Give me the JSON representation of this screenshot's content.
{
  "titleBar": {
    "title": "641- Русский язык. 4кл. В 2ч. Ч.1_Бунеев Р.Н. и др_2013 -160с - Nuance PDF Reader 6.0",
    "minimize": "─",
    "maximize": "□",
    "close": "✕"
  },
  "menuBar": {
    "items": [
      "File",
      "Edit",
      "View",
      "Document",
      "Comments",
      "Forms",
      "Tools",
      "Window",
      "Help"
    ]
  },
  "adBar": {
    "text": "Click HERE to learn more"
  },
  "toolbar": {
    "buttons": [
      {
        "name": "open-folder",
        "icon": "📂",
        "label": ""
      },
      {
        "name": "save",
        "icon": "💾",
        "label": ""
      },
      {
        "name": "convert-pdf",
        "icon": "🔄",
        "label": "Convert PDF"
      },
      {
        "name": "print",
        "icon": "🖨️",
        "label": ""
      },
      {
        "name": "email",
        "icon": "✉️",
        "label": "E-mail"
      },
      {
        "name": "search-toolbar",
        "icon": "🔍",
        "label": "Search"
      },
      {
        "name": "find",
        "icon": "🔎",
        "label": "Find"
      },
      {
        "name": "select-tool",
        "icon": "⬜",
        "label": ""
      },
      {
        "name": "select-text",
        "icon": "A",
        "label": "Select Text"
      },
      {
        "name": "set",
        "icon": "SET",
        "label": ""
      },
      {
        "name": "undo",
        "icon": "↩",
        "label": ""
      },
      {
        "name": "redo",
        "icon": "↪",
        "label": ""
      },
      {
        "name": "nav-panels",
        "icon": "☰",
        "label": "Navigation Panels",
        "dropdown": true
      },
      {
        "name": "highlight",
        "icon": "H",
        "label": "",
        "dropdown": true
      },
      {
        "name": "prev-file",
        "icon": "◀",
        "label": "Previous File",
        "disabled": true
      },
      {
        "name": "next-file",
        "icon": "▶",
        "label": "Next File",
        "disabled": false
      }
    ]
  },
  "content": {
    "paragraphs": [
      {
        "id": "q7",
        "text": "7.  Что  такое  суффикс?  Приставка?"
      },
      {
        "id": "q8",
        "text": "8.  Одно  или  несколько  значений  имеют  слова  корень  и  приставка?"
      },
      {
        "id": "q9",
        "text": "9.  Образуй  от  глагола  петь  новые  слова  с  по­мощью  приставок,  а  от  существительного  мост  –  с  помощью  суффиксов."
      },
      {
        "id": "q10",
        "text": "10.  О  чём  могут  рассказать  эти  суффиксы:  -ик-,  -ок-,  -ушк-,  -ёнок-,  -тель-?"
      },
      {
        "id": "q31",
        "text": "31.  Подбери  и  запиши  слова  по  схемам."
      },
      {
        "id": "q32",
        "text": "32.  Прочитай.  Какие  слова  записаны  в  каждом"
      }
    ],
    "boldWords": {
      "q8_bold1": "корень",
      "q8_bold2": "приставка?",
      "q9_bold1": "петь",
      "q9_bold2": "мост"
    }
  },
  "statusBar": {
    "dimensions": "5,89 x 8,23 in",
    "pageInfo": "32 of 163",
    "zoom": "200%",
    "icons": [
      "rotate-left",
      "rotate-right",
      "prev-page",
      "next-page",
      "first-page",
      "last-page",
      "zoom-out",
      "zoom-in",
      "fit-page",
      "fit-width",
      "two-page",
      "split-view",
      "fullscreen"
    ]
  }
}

--------------------------------------------------

▶ [WHAT IS EXPECTED] Copy out each line in the preceding records that contains "слова".

▶ [TASK SOLUTION]
        "text": "8.  Одно  или  несколько  значений  имеют  слова  корень  и  приставка?"
        "text": "9.  Образуй  от  глагола  петь  новые  слова  с  по­мощью  приставок,  а  от  существительного  мост  –  с  помощью  суффиксов."
        "text": "31.  Подбери  и  запиши  слова  по  схемам."
        "text": "32.  Прочитай.  Какие  слова  записаны  в  каждом"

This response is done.